What follows is a set of entries. Repeat them exactly, but not their pictures.

# Exercise data

══════════════════════════════

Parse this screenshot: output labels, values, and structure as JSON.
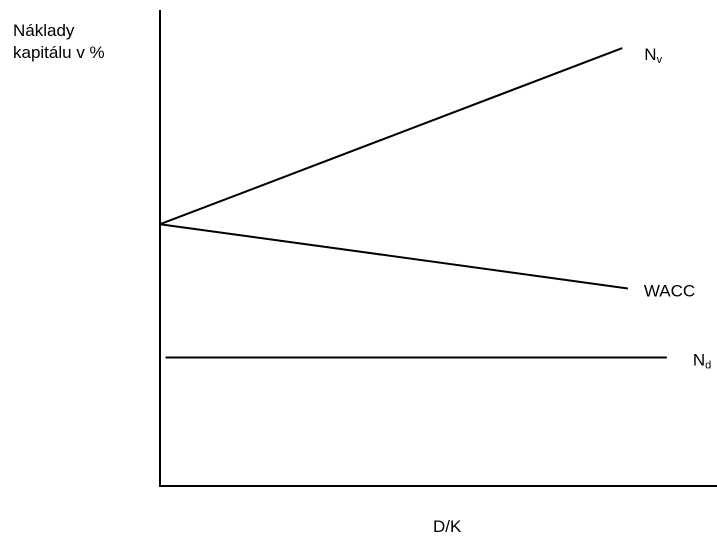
{
  "chart_data": {
    "type": "line",
    "ylabel_line1": "Náklady",
    "ylabel_line2": "kapitálu v %",
    "xlabel": "D/K",
    "grid": false,
    "legend": "none",
    "xlim": [
      0,
      1
    ],
    "ylim": [
      0,
      1
    ],
    "series": [
      {
        "name_main": "N",
        "name_sub": "v",
        "points": [
          [
            0,
            0.55
          ],
          [
            0.83,
            0.92
          ]
        ]
      },
      {
        "name_main": "WACC",
        "name_sub": "",
        "points": [
          [
            0,
            0.55
          ],
          [
            0.84,
            0.415
          ]
        ]
      },
      {
        "name_main": "N",
        "name_sub": "d",
        "points": [
          [
            0.01,
            0.27
          ],
          [
            0.91,
            0.27
          ]
        ]
      }
    ],
    "color": "#000000"
  }
}
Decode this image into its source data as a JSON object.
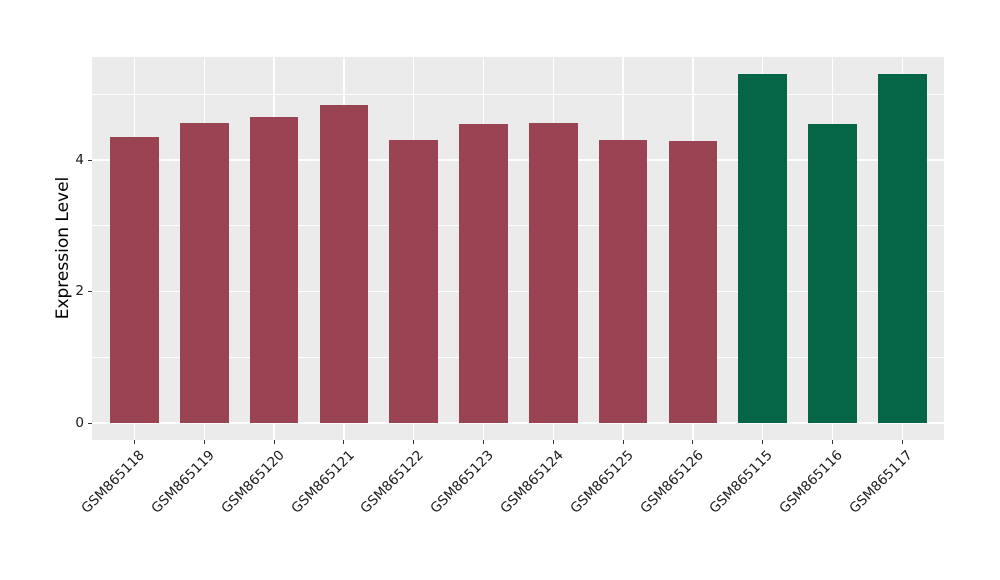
{
  "chart_data": {
    "type": "bar",
    "title": "",
    "xlabel": "",
    "ylabel": "Expression Level",
    "categories": [
      "GSM865118",
      "GSM865119",
      "GSM865120",
      "GSM865121",
      "GSM865122",
      "GSM865123",
      "GSM865124",
      "GSM865125",
      "GSM865126",
      "GSM865115",
      "GSM865116",
      "GSM865117"
    ],
    "values": [
      4.35,
      4.56,
      4.65,
      4.83,
      4.31,
      4.54,
      4.57,
      4.3,
      4.29,
      5.31,
      4.55,
      5.31
    ],
    "bar_colors": [
      "#9a4352",
      "#9a4352",
      "#9a4352",
      "#9a4352",
      "#9a4352",
      "#9a4352",
      "#9a4352",
      "#9a4352",
      "#9a4352",
      "#046647",
      "#046647",
      "#046647"
    ],
    "ylim": [
      0,
      5.57
    ],
    "yticks": [
      0,
      2,
      4
    ],
    "ytick_labels": [
      "0",
      "2",
      "4"
    ],
    "yticks_minor": [
      1,
      3,
      5
    ],
    "xtick_rotation_deg": 45,
    "grid": "horizontal major+minor white lines, vertical white line at each category center",
    "legend": false
  },
  "colors": {
    "figure_bg": "#ffffff",
    "panel_bg": "#ebebeb",
    "gridline": "#ffffff",
    "bar_red": "#9a4352",
    "bar_green": "#046647",
    "tick_mark": "#333333",
    "tick_text": "#1a1a1a",
    "axis_title_text": "#000000"
  }
}
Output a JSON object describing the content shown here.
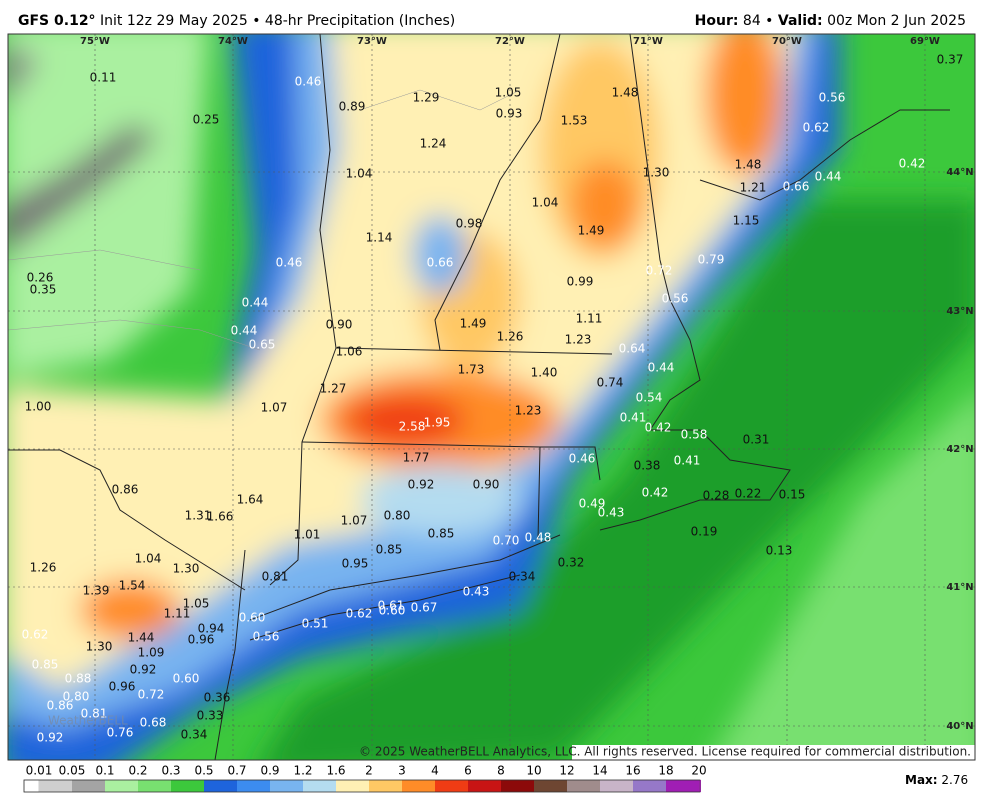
{
  "header": {
    "model": "GFS 0.12°",
    "title": "Init 12z 29 May 2025 • 48-hr Precipitation (Inches)",
    "hour_label": "Hour:",
    "hour_text": "84 •",
    "valid_label": "Valid:",
    "valid_text": "00z Mon 2 Jun 2025"
  },
  "map": {
    "longitudes": [
      "75°W",
      "74°W",
      "73°W",
      "72°W",
      "71°W",
      "70°W",
      "69°W"
    ],
    "latitudes": [
      "44°N",
      "43°N",
      "42°N",
      "41°N",
      "40°N"
    ],
    "values": [
      "0.11",
      "0.46",
      "0.89",
      "1.29",
      "1.05",
      "1.48",
      "0.37",
      "0.56",
      "0.25",
      "0.93",
      "1.53",
      "0.62",
      "1.24",
      "1.30",
      "1.48",
      "0.42",
      "1.04",
      "1.21",
      "0.66",
      "0.44",
      "1.04",
      "0.98",
      "1.49",
      "1.15",
      "1.14",
      "0.66",
      "0.46",
      "0.79",
      "0.72",
      "0.26",
      "0.35",
      "0.99",
      "0.56",
      "0.44",
      "1.11",
      "1.49",
      "1.26",
      "0.90",
      "0.44",
      "1.23",
      "0.65",
      "0.64",
      "1.06",
      "1.73",
      "1.40",
      "0.44",
      "0.74",
      "1.27",
      "0.54",
      "1.00",
      "1.07",
      "1.23",
      "0.41",
      "2.58",
      "1.95",
      "0.42",
      "0.58",
      "0.31",
      "1.77",
      "0.46",
      "0.38",
      "0.41",
      "0.92",
      "0.90",
      "0.86",
      "1.64",
      "0.42",
      "0.28",
      "0.22",
      "0.15",
      "1.31",
      "1.66",
      "0.80",
      "0.49",
      "1.07",
      "0.43",
      "1.01",
      "0.85",
      "0.19",
      "0.70",
      "0.48",
      "0.85",
      "0.13",
      "1.04",
      "1.26",
      "1.30",
      "0.95",
      "0.32",
      "0.81",
      "0.34",
      "1.54",
      "1.39",
      "1.05",
      "0.43",
      "0.61",
      "1.11",
      "0.60",
      "0.67",
      "0.62",
      "0.60",
      "0.51",
      "0.94",
      "0.56",
      "0.62",
      "1.44",
      "0.96",
      "1.30",
      "1.09",
      "0.85",
      "0.92",
      "0.88",
      "0.60",
      "0.96",
      "0.72",
      "0.80",
      "0.36",
      "0.86",
      "0.81",
      "0.33",
      "0.68",
      "0.76",
      "0.34",
      "0.92"
    ],
    "logo": "WeatherBELL",
    "copyright": "© 2025 WeatherBELL Analytics, LLC. All rights reserved. License required for commercial distribution."
  },
  "legend": {
    "labels": [
      "0.01",
      "0.05",
      "0.1",
      "0.2",
      "0.3",
      "0.5",
      "0.7",
      "0.9",
      "1.2",
      "1.6",
      "2",
      "3",
      "4",
      "6",
      "8",
      "10",
      "12",
      "14",
      "16",
      "18",
      "20"
    ],
    "colors": [
      "#cfcfcf",
      "#a4a4a4",
      "#aaf0a0",
      "#78e070",
      "#3cc83c",
      "#1e64dc",
      "#3c8cf0",
      "#78b4f0",
      "#b4dcf0",
      "#fff0b4",
      "#ffc864",
      "#ff8c28",
      "#f03c14",
      "#c81414",
      "#8c0a0a",
      "#6e4632",
      "#a08c8c",
      "#c8b4c8",
      "#9678c8",
      "#a01eb4",
      "#d21ee6"
    ],
    "max_label": "Max:",
    "max_value": "2.76"
  }
}
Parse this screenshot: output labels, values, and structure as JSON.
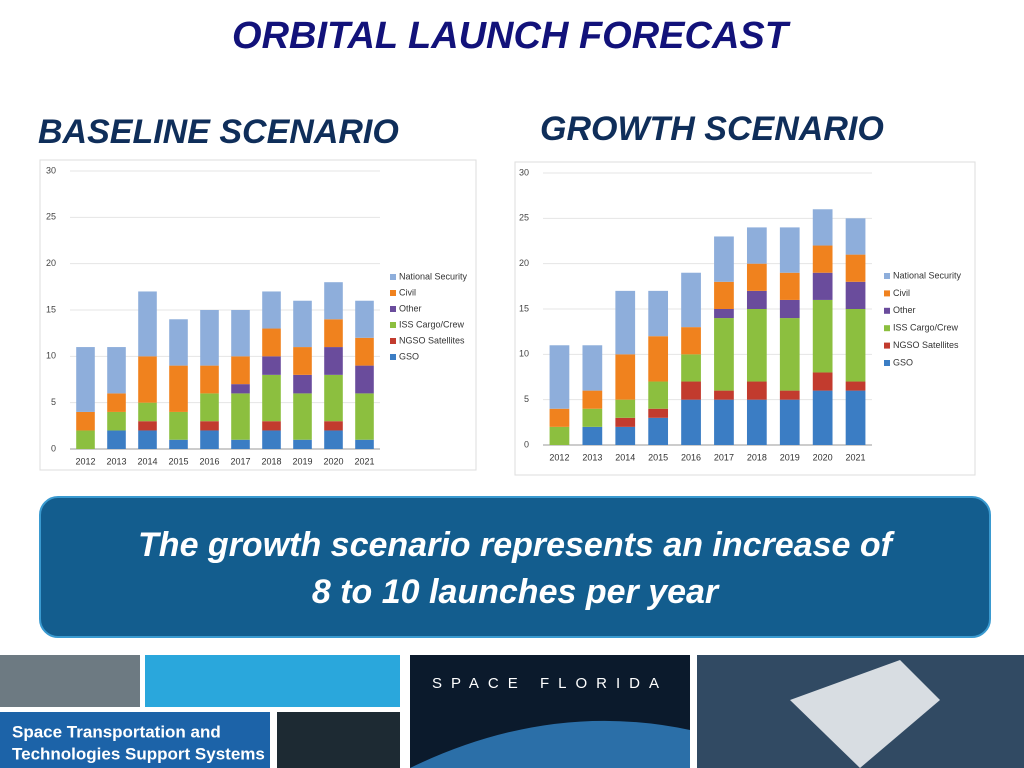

══════════════════════════════

# The solution
Parse this screenshot: output labels, values, and structure as JSON.
{
  "chart_data": {
    "type": "line",
    "ylabel_line1": "Náklady",
    "ylabel_line2": "kapitálu v %",
    "xlabel": "D/K",
    "grid": false,
    "legend": "none",
    "xlim": [
      0,
      1
    ],
    "ylim": [
      0,
      1
    ],
    "series": [
      {
        "name_main": "N",
        "name_sub": "v",
        "points": [
          [
            0,
            0.55
          ],
          [
            0.83,
            0.92
          ]
        ]
      },
      {
        "name_main": "WACC",
        "name_sub": "",
        "points": [
          [
            0,
            0.55
          ],
          [
            0.84,
            0.415
          ]
        ]
      },
      {
        "name_main": "N",
        "name_sub": "d",
        "points": [
          [
            0.01,
            0.27
          ],
          [
            0.91,
            0.27
          ]
        ]
      }
    ],
    "color": "#000000"
  }
}
Decode this image into its source data as a JSON object.
{
  "chart_data": {
    "type": "bar",
    "title": "",
    "xlabel": "",
    "ylabel": "Expression Level",
    "categories": [
      "GSM865118",
      "GSM865119",
      "GSM865120",
      "GSM865121",
      "GSM865122",
      "GSM865123",
      "GSM865124",
      "GSM865125",
      "GSM865126",
      "GSM865115",
      "GSM865116",
      "GSM865117"
    ],
    "values": [
      4.35,
      4.56,
      4.65,
      4.83,
      4.31,
      4.54,
      4.57,
      4.3,
      4.29,
      5.31,
      4.55,
      5.31
    ],
    "bar_colors": [
      "#9a4352",
      "#9a4352",
      "#9a4352",
      "#9a4352",
      "#9a4352",
      "#9a4352",
      "#9a4352",
      "#9a4352",
      "#9a4352",
      "#046647",
      "#046647",
      "#046647"
    ],
    "ylim": [
      0,
      5.57
    ],
    "yticks": [
      0,
      2,
      4
    ],
    "ytick_labels": [
      "0",
      "2",
      "4"
    ],
    "yticks_minor": [
      1,
      3,
      5
    ],
    "xtick_rotation_deg": 45,
    "grid": "horizontal major+minor white lines, vertical white line at each category center",
    "legend": false
  },
  "colors": {
    "figure_bg": "#ffffff",
    "panel_bg": "#ebebeb",
    "gridline": "#ffffff",
    "bar_red": "#9a4352",
    "bar_green": "#046647",
    "tick_mark": "#333333",
    "tick_text": "#1a1a1a",
    "axis_title_text": "#000000"
  }
}
Output a JSON object describing the content shown here.
{
  "header": {
    "model": "GFS 0.12°",
    "title": "Init 12z 29 May 2025 • 48-hr Precipitation (Inches)",
    "hour_label": "Hour:",
    "hour_text": "84 •",
    "valid_label": "Valid:",
    "valid_text": "00z Mon 2 Jun 2025"
  },
  "map": {
    "longitudes": [
      "75°W",
      "74°W",
      "73°W",
      "72°W",
      "71°W",
      "70°W",
      "69°W"
    ],
    "latitudes": [
      "44°N",
      "43°N",
      "42°N",
      "41°N",
      "40°N"
    ],
    "values": [
      "0.11",
      "0.46",
      "0.89",
      "1.29",
      "1.05",
      "1.48",
      "0.37",
      "0.56",
      "0.25",
      "0.93",
      "1.53",
      "0.62",
      "1.24",
      "1.30",
      "1.48",
      "0.42",
      "1.04",
      "1.21",
      "0.66",
      "0.44",
      "1.04",
      "0.98",
      "1.49",
      "1.15",
      "1.14",
      "0.66",
      "0.46",
      "0.79",
      "0.72",
      "0.26",
      "0.35",
      "0.99",
      "0.56",
      "0.44",
      "1.11",
      "1.49",
      "1.26",
      "0.90",
      "0.44",
      "1.23",
      "0.65",
      "0.64",
      "1.06",
      "1.73",
      "1.40",
      "0.44",
      "0.74",
      "1.27",
      "0.54",
      "1.00",
      "1.07",
      "1.23",
      "0.41",
      "2.58",
      "1.95",
      "0.42",
      "0.58",
      "0.31",
      "1.77",
      "0.46",
      "0.38",
      "0.41",
      "0.92",
      "0.90",
      "0.86",
      "1.64",
      "0.42",
      "0.28",
      "0.22",
      "0.15",
      "1.31",
      "1.66",
      "0.80",
      "0.49",
      "1.07",
      "0.43",
      "1.01",
      "0.85",
      "0.19",
      "0.70",
      "0.48",
      "0.85",
      "0.13",
      "1.04",
      "1.26",
      "1.30",
      "0.95",
      "0.32",
      "0.81",
      "0.34",
      "1.54",
      "1.39",
      "1.05",
      "0.43",
      "0.61",
      "1.11",
      "0.60",
      "0.67",
      "0.62",
      "0.60",
      "0.51",
      "0.94",
      "0.56",
      "0.62",
      "1.44",
      "0.96",
      "1.30",
      "1.09",
      "0.85",
      "0.92",
      "0.88",
      "0.60",
      "0.96",
      "0.72",
      "0.80",
      "0.36",
      "0.86",
      "0.81",
      "0.33",
      "0.68",
      "0.76",
      "0.34",
      "0.92"
    ],
    "logo": "WeatherBELL",
    "copyright": "© 2025 WeatherBELL Analytics, LLC. All rights reserved. License required for commercial distribution."
  },
  "legend": {
    "labels": [
      "0.01",
      "0.05",
      "0.1",
      "0.2",
      "0.3",
      "0.5",
      "0.7",
      "0.9",
      "1.2",
      "1.6",
      "2",
      "3",
      "4",
      "6",
      "8",
      "10",
      "12",
      "14",
      "16",
      "18",
      "20"
    ],
    "colors": [
      "#cfcfcf",
      "#a4a4a4",
      "#aaf0a0",
      "#78e070",
      "#3cc83c",
      "#1e64dc",
      "#3c8cf0",
      "#78b4f0",
      "#b4dcf0",
      "#fff0b4",
      "#ffc864",
      "#ff8c28",
      "#f03c14",
      "#c81414",
      "#8c0a0a",
      "#6e4632",
      "#a08c8c",
      "#c8b4c8",
      "#9678c8",
      "#a01eb4",
      "#d21ee6"
    ],
    "max_label": "Max:",
    "max_value": "2.76"
  }
}
Parse this screenshot: output labels, values, and structure as JSON.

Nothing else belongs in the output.